* [Direction]
Only the lines from the one containing "Type out the text in this image." through the end of the entries should be repeated, exactly as they appear, first and last included.

- - - - - - -

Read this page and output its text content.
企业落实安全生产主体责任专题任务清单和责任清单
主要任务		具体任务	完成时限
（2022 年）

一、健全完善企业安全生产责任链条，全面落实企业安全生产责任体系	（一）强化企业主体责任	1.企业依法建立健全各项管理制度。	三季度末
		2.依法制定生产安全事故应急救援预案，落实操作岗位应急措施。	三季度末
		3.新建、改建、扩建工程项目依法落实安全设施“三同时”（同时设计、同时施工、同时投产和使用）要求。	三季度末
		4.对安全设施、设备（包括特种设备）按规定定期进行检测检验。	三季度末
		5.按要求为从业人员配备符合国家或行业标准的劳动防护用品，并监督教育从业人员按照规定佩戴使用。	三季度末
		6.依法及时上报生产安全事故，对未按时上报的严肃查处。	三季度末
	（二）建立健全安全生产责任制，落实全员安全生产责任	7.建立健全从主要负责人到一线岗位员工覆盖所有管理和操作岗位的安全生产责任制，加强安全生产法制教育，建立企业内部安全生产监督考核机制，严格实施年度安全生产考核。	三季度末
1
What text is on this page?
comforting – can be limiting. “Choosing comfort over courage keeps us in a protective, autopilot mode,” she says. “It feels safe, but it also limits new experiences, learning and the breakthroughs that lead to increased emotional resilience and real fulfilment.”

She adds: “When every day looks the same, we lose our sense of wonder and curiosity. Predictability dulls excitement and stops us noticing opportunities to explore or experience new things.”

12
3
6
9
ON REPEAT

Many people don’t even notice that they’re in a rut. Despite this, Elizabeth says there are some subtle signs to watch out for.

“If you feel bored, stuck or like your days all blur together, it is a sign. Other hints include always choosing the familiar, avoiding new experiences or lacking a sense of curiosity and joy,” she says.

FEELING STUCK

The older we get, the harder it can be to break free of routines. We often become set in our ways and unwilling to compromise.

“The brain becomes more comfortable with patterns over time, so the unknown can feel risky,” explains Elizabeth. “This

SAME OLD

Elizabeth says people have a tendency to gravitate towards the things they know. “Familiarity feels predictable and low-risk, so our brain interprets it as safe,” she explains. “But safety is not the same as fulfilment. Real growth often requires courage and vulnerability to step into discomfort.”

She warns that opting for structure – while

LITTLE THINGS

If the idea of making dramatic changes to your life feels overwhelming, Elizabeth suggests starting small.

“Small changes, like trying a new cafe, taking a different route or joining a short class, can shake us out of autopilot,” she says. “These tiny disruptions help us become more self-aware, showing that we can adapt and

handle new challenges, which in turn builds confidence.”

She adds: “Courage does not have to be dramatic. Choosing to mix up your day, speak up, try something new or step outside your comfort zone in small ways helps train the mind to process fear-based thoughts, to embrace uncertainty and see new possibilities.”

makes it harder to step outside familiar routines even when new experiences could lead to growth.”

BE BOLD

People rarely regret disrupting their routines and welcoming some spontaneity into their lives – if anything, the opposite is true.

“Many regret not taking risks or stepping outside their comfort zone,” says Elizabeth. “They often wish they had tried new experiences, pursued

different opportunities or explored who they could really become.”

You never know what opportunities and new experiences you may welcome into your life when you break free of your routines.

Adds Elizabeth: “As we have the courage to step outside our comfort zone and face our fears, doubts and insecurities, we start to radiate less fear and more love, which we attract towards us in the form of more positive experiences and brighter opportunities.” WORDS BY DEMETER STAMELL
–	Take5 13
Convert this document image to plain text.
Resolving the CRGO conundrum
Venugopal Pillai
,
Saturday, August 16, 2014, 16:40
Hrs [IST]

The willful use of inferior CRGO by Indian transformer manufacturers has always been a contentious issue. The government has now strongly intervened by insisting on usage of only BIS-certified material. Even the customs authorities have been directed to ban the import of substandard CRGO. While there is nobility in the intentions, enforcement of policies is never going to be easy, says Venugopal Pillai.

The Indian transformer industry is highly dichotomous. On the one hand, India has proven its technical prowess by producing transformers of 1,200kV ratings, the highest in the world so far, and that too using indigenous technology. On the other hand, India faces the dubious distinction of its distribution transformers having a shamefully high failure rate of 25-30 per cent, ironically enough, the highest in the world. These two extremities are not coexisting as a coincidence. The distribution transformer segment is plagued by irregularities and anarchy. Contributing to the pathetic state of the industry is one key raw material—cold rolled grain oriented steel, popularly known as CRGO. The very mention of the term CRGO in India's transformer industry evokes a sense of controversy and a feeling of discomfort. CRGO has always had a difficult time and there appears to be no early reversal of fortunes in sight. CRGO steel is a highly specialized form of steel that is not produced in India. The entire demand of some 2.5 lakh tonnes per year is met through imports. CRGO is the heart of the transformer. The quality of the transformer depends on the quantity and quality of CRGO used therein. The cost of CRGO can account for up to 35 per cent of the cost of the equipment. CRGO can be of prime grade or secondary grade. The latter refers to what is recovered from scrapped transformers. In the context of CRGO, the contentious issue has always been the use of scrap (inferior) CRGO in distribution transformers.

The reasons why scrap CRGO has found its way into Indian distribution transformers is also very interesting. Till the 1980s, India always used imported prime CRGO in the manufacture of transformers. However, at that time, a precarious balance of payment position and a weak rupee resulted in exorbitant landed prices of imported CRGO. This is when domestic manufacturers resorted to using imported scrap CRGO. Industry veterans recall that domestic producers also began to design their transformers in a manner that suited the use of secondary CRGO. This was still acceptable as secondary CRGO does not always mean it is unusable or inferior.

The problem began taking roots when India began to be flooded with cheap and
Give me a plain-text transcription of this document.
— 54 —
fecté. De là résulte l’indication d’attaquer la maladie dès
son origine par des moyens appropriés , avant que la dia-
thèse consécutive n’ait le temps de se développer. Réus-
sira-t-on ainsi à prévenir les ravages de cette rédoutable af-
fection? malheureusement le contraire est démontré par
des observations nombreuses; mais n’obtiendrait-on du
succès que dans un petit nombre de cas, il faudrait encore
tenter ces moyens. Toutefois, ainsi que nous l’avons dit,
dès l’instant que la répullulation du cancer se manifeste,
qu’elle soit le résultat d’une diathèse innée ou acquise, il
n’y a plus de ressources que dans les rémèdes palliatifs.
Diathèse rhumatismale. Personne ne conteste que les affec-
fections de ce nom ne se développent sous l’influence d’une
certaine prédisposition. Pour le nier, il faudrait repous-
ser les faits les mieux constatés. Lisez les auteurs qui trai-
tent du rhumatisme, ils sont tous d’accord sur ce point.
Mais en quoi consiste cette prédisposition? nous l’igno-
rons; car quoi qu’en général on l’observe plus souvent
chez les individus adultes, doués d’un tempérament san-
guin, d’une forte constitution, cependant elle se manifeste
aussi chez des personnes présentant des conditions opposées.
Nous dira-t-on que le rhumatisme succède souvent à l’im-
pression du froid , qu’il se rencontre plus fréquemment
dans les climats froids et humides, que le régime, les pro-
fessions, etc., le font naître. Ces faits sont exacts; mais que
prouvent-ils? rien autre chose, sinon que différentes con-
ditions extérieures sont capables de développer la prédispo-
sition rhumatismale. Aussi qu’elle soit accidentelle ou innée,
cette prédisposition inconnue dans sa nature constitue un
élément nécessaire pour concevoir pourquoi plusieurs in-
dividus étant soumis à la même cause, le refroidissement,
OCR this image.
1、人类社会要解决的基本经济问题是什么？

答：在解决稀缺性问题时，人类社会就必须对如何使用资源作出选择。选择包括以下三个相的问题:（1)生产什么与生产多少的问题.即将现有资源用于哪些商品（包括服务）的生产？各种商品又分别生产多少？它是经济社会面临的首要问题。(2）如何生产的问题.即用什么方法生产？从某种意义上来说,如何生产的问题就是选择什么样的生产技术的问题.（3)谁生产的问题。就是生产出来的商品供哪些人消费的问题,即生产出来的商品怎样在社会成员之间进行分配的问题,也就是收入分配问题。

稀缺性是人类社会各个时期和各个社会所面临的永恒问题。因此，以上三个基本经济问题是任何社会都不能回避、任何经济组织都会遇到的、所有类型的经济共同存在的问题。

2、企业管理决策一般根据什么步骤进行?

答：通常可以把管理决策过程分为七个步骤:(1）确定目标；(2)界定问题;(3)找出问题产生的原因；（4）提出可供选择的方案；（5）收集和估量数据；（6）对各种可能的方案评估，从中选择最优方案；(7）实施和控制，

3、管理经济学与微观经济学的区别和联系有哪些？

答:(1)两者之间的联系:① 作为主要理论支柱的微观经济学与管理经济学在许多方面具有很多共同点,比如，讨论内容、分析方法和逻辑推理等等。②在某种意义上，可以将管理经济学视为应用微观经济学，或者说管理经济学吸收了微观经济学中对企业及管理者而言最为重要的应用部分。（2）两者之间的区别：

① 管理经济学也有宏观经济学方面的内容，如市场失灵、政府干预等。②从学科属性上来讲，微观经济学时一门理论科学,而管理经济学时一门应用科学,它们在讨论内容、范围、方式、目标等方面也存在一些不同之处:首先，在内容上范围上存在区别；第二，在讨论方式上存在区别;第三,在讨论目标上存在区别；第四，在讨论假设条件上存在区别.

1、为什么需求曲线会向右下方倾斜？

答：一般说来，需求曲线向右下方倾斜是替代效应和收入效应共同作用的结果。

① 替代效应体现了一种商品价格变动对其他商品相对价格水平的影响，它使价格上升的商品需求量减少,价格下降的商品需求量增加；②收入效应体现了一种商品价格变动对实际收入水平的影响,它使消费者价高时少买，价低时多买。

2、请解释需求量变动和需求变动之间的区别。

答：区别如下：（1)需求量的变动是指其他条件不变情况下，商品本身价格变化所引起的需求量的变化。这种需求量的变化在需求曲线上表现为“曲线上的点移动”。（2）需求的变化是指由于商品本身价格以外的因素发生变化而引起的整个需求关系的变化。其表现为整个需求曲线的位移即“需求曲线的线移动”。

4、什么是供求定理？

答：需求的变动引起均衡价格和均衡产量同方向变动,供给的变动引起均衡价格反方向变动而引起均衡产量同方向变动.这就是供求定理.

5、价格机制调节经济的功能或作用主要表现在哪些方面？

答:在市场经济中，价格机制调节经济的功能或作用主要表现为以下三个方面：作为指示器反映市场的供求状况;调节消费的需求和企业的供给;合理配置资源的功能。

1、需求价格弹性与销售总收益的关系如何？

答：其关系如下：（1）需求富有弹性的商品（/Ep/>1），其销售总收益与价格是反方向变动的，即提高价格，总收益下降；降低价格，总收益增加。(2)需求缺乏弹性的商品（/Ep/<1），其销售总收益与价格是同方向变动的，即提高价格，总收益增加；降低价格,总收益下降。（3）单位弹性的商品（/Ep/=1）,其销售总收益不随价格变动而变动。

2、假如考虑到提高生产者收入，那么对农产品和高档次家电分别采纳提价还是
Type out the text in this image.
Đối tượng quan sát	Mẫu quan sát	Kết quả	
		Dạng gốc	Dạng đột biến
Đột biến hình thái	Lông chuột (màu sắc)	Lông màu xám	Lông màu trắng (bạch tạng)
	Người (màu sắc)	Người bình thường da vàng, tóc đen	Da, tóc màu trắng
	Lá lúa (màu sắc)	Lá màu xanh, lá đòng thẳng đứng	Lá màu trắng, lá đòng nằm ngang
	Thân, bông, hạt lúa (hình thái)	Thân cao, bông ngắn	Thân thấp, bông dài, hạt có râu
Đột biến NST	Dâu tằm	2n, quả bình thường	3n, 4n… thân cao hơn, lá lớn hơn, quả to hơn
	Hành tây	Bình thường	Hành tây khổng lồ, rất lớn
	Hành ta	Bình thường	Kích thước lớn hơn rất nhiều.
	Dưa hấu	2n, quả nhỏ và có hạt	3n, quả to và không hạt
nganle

- - - - - - -

* [The completed task]
Type out the text in this image.
Đối tượng quan sát	Mẫu quan sát	Kết quả	
		Dạng gốc	Dạng đột biến
Đột biến hình thái	Lông chuột (màu sắc)	Lông màu xám	Lông màu trắng (bạch tạng)
	Người (màu sắc)	Người bình thường da vàng, tóc đen	Da, tóc màu trắng
	Lá lúa (màu sắc)	Lá màu xanh, lá đòng thẳng đứng	Lá màu trắng, lá đòng nằm ngang
	Thân, bông, hạt lúa (hình thái)	Thân cao, bông ngắn	Thân thấp, bông dài, hạt có râu
Đột biến NST	Dâu tằm	2n, quả bình thường	3n, 4n… thân cao hơn, lá lớn hơn, quả to hơn
	Hành tây	Bình thường	Hành tây khổng lồ, rất lớn
	Hành ta	Bình thường	Kích thước lớn hơn rất nhiều.
	Dưa hấu	2n, quả nhỏ và có hạt	3n, quả to và không hạt
nganle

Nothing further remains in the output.